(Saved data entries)
§

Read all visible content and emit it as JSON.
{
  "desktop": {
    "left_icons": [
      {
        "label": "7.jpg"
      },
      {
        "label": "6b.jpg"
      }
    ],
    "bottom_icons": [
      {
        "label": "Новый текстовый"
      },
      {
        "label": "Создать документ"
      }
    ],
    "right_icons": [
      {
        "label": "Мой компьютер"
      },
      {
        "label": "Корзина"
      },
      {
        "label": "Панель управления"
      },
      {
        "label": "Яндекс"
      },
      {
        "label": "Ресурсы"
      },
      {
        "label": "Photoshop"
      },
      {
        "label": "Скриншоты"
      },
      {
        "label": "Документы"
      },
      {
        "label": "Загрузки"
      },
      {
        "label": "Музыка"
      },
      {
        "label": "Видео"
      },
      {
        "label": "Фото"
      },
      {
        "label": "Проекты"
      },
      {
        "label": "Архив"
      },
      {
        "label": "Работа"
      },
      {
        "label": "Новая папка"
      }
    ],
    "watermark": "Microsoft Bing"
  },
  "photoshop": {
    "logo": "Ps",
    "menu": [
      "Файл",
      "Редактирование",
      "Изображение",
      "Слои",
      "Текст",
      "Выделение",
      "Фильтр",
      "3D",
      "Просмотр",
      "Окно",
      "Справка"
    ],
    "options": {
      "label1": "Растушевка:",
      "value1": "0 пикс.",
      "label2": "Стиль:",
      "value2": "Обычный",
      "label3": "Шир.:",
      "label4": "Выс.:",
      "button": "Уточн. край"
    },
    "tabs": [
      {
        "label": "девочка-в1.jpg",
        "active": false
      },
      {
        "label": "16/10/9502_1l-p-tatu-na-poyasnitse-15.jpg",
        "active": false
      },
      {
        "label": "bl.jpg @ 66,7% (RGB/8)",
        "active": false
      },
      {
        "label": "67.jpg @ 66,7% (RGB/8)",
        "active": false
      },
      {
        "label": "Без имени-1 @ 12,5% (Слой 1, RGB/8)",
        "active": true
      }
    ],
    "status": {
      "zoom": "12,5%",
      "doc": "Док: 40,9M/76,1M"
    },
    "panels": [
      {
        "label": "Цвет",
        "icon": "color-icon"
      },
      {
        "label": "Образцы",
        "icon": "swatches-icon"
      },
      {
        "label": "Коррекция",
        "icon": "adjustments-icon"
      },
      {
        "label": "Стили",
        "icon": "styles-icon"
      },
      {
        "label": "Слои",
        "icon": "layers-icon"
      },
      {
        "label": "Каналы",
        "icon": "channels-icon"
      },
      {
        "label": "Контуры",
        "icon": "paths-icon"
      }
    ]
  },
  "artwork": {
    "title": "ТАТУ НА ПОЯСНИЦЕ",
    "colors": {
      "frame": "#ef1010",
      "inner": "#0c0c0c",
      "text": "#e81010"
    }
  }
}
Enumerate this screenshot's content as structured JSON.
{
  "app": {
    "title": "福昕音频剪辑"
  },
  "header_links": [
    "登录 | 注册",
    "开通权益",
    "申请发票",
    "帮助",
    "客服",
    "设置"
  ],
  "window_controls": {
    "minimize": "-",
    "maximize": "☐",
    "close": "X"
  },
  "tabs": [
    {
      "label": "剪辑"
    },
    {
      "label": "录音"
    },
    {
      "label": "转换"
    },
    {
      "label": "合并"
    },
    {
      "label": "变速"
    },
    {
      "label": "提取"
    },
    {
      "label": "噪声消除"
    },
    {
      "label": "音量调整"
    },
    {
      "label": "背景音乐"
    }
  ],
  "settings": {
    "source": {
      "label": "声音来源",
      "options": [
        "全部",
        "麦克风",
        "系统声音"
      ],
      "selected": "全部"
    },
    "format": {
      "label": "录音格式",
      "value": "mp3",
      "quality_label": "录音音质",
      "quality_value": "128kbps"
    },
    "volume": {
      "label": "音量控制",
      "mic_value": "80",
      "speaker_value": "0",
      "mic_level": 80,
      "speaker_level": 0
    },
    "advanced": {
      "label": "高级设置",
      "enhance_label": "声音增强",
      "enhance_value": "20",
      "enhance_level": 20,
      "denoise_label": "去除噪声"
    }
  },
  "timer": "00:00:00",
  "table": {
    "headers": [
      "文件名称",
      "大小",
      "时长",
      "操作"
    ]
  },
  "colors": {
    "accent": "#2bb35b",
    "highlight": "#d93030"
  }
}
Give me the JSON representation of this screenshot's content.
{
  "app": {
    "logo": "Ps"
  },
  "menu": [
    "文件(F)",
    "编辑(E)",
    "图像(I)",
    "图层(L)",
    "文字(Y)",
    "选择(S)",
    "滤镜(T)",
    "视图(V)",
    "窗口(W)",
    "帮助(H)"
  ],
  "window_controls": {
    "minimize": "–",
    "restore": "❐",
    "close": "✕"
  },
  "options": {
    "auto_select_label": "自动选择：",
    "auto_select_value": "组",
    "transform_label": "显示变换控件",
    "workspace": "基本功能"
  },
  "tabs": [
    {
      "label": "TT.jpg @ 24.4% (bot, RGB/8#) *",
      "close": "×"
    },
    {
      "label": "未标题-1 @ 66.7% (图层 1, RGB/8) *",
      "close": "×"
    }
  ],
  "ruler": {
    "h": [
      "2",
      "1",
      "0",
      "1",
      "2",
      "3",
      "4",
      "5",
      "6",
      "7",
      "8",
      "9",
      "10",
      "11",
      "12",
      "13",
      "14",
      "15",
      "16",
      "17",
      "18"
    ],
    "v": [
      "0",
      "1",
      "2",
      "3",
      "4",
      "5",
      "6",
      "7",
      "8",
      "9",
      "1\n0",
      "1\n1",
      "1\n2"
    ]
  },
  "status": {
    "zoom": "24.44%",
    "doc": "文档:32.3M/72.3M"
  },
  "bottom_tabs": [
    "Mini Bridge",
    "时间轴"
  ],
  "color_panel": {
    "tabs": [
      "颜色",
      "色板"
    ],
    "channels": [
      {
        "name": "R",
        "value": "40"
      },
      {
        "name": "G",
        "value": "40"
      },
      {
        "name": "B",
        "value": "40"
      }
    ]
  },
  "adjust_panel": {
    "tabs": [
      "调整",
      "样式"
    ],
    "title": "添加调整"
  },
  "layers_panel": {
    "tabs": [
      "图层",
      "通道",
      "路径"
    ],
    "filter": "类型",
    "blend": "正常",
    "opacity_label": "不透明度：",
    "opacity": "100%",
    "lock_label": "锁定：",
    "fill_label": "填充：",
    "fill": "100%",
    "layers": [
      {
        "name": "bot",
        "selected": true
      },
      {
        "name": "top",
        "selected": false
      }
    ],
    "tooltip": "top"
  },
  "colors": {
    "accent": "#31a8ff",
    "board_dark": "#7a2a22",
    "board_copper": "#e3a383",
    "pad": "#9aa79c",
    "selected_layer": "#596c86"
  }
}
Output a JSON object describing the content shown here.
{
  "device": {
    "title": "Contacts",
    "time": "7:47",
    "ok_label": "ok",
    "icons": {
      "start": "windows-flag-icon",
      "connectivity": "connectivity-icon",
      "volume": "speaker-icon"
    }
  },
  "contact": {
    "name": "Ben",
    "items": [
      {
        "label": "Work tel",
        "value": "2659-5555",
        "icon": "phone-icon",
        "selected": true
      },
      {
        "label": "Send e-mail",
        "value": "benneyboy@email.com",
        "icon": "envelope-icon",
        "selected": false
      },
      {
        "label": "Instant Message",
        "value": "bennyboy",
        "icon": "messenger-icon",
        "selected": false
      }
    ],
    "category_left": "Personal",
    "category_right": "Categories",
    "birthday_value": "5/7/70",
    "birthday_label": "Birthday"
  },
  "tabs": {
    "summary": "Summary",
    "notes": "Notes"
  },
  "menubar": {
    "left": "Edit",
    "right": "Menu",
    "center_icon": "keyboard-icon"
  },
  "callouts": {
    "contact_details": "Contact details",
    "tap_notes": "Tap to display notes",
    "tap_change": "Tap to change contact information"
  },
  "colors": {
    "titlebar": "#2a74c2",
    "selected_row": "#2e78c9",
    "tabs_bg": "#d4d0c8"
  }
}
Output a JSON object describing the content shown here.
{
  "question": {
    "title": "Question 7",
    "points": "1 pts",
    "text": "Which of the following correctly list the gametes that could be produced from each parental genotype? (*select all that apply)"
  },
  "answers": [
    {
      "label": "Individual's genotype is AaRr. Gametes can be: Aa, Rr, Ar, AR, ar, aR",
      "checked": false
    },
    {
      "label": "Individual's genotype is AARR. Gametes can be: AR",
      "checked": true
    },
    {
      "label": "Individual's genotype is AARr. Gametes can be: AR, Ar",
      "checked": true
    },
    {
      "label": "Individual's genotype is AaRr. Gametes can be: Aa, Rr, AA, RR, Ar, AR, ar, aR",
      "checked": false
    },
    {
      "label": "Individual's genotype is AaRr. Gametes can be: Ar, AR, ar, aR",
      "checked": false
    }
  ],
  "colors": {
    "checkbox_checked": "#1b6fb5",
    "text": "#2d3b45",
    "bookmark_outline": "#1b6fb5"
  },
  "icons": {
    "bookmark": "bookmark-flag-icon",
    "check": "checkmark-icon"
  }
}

§

Exercise details:
In the records above, locate every line with the string "flag" and copy it.

Response:
      "start": "windows-flag-icon",
    "bookmark": "bookmark-flag-icon",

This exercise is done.